## Problem statement
From the entries below, gather every line containing the string "year".

*** Extracted data ***

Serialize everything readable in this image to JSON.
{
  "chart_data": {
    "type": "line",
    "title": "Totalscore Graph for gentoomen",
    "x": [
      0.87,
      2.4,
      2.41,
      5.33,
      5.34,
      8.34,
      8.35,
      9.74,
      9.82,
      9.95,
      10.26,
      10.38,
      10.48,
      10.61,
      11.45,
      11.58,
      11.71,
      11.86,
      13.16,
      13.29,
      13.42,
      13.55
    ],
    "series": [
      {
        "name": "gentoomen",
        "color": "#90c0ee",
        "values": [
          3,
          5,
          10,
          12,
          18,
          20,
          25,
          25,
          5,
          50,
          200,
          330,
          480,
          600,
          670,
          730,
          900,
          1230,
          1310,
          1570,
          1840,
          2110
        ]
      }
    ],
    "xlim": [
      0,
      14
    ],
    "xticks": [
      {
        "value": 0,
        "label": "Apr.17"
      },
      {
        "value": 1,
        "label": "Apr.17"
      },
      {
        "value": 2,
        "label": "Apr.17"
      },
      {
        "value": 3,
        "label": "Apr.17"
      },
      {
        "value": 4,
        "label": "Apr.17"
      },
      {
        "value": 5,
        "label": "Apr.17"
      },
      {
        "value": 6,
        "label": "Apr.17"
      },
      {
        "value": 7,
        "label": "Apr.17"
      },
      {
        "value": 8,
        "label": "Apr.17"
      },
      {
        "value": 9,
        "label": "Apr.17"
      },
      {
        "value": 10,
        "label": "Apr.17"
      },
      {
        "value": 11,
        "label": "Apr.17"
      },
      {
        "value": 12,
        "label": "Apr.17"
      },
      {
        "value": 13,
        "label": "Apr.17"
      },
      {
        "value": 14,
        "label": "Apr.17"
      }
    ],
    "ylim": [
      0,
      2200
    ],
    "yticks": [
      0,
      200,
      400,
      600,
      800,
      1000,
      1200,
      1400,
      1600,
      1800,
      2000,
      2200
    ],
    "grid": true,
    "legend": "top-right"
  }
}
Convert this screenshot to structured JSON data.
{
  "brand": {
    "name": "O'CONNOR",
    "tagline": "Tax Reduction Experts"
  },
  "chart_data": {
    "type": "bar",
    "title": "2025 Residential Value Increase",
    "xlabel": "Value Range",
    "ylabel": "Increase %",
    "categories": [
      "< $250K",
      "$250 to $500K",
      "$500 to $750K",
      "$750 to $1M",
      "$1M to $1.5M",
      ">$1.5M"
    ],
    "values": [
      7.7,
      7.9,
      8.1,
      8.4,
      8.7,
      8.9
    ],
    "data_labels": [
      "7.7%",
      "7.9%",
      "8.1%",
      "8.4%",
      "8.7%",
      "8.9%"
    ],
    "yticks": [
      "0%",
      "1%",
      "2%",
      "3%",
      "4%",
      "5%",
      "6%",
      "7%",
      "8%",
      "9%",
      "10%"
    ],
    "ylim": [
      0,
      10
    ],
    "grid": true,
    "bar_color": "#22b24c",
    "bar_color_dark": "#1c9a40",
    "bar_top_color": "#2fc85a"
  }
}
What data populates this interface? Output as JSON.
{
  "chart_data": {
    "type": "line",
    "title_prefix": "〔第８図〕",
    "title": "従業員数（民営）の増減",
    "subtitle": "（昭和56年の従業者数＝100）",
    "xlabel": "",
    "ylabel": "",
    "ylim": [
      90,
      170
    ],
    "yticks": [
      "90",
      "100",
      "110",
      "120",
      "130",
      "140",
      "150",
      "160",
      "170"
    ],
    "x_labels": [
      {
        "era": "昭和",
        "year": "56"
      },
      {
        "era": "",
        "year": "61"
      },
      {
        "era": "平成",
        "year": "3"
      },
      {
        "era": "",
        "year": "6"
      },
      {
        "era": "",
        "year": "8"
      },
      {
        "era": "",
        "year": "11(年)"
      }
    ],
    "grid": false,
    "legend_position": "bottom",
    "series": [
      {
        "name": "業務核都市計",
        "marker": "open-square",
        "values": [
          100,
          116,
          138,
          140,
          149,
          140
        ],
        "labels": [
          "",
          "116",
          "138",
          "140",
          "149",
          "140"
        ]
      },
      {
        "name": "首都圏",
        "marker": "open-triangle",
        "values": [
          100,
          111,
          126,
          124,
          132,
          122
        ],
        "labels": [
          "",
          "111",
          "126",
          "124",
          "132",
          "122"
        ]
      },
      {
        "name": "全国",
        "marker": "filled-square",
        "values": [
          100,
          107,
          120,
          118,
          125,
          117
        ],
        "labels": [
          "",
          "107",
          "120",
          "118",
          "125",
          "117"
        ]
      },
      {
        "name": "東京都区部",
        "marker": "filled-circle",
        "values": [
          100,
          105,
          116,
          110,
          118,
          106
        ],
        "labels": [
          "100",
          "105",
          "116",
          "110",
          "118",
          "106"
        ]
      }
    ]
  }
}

***

## Correct response
        "year": "56"
        "year": "61"
        "year": "3"
        "year": "6"
        "year": "8"
        "year": "11(年)"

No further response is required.